» **Brief**
Here are some entries; quote each one exactly.

» **Material for this exercise**
○ ○ ○ ○

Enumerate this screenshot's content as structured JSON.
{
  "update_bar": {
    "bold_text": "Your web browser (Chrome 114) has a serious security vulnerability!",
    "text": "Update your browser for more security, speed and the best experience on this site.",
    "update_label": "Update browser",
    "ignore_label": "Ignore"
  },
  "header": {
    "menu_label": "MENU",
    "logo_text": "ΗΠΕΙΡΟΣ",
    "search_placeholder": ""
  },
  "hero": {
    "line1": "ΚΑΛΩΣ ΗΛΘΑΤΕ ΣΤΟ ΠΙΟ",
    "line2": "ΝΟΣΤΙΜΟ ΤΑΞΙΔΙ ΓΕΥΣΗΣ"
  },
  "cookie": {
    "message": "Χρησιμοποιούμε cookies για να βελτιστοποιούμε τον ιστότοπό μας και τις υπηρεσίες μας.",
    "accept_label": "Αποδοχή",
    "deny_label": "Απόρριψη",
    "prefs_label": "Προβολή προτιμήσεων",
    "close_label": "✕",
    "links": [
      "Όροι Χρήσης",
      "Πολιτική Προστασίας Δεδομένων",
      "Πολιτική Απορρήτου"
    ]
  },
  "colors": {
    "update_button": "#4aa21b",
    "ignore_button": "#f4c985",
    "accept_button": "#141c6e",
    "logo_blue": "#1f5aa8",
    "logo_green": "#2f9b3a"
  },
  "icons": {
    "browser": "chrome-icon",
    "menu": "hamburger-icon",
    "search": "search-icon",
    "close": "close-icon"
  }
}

○ ○ ○ ○

» **The result**
Enumerate this screenshot's content as structured JSON.
{
  "update_bar": {
    "bold_text": "Your web browser (Chrome 114) has a serious security vulnerability!",
    "text": "Update your browser for more security, speed and the best experience on this site.",
    "update_label": "Update browser",
    "ignore_label": "Ignore"
  },
  "header": {
    "menu_label": "MENU",
    "logo_text": "ΗΠΕΙΡΟΣ",
    "search_placeholder": ""
  },
  "hero": {
    "line1": "ΚΑΛΩΣ ΗΛΘΑΤΕ ΣΤΟ ΠΙΟ",
    "line2": "ΝΟΣΤΙΜΟ ΤΑΞΙΔΙ ΓΕΥΣΗΣ"
  },
  "cookie": {
    "message": "Χρησιμοποιούμε cookies για να βελτιστοποιούμε τον ιστότοπό μας και τις υπηρεσίες μας.",
    "accept_label": "Αποδοχή",
    "deny_label": "Απόρριψη",
    "prefs_label": "Προβολή προτιμήσεων",
    "close_label": "✕",
    "links": [
      "Όροι Χρήσης",
      "Πολιτική Προστασίας Δεδομένων",
      "Πολιτική Απορρήτου"
    ]
  },
  "colors": {
    "update_button": "#4aa21b",
    "ignore_button": "#f4c985",
    "accept_button": "#141c6e",
    "logo_blue": "#1f5aa8",
    "logo_green": "#2f9b3a"
  },
  "icons": {
    "browser": "chrome-icon",
    "menu": "hamburger-icon",
    "search": "search-icon",
    "close": "close-icon"
  }
}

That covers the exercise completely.